--- START Records to use ---

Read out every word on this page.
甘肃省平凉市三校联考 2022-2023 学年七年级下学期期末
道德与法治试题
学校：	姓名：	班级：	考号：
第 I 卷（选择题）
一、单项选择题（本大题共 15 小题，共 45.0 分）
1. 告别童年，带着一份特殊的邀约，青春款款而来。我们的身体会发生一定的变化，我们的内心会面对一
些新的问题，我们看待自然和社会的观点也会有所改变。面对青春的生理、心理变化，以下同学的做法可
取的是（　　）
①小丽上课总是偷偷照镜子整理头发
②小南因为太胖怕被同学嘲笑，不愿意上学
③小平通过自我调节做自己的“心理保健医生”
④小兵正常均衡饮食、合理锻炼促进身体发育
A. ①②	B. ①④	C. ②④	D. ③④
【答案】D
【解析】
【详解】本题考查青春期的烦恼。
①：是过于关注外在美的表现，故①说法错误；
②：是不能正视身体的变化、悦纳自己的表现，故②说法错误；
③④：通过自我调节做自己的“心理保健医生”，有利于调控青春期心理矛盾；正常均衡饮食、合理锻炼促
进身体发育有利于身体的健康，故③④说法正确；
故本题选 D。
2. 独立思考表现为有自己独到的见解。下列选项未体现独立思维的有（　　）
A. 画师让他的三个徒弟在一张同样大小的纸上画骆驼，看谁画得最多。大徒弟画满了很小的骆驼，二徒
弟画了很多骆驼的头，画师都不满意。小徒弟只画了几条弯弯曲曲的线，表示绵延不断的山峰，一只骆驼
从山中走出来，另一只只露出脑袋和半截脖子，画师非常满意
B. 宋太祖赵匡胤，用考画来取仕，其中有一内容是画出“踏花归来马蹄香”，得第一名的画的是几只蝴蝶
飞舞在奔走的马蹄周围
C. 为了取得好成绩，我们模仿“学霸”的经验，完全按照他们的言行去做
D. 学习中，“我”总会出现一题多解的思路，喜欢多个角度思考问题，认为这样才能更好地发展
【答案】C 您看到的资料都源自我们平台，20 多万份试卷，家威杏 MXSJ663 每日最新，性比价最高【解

--- END Records to use ---

> **What you are asked to do**: Each line must be given again exactly as written above.

> **Solved problem**:
Read out every word on this page.
甘肃省平凉市三校联考 2022-2023 学年七年级下学期期末
道德与法治试题
学校：	姓名：	班级：	考号：
第 I 卷（选择题）
一、单项选择题（本大题共 15 小题，共 45.0 分）
1. 告别童年，带着一份特殊的邀约，青春款款而来。我们的身体会发生一定的变化，我们的内心会面对一
些新的问题，我们看待自然和社会的观点也会有所改变。面对青春的生理、心理变化，以下同学的做法可
取的是（　　）
①小丽上课总是偷偷照镜子整理头发
②小南因为太胖怕被同学嘲笑，不愿意上学
③小平通过自我调节做自己的“心理保健医生”
④小兵正常均衡饮食、合理锻炼促进身体发育
A. ①②	B. ①④	C. ②④	D. ③④
【答案】D
【解析】
【详解】本题考查青春期的烦恼。
①：是过于关注外在美的表现，故①说法错误；
②：是不能正视身体的变化、悦纳自己的表现，故②说法错误；
③④：通过自我调节做自己的“心理保健医生”，有利于调控青春期心理矛盾；正常均衡饮食、合理锻炼促
进身体发育有利于身体的健康，故③④说法正确；
故本题选 D。
2. 独立思考表现为有自己独到的见解。下列选项未体现独立思维的有（　　）
A. 画师让他的三个徒弟在一张同样大小的纸上画骆驼，看谁画得最多。大徒弟画满了很小的骆驼，二徒
弟画了很多骆驼的头，画师都不满意。小徒弟只画了几条弯弯曲曲的线，表示绵延不断的山峰，一只骆驼
从山中走出来，另一只只露出脑袋和半截脖子，画师非常满意
B. 宋太祖赵匡胤，用考画来取仕，其中有一内容是画出“踏花归来马蹄香”，得第一名的画的是几只蝴蝶
飞舞在奔走的马蹄周围
C. 为了取得好成绩，我们模仿“学霸”的经验，完全按照他们的言行去做
D. 学习中，“我”总会出现一题多解的思路，喜欢多个角度思考问题，认为这样才能更好地发展
【答案】C 您看到的资料都源自我们平台，20 多万份试卷，家威杏 MXSJ663 每日最新，性比价最高【解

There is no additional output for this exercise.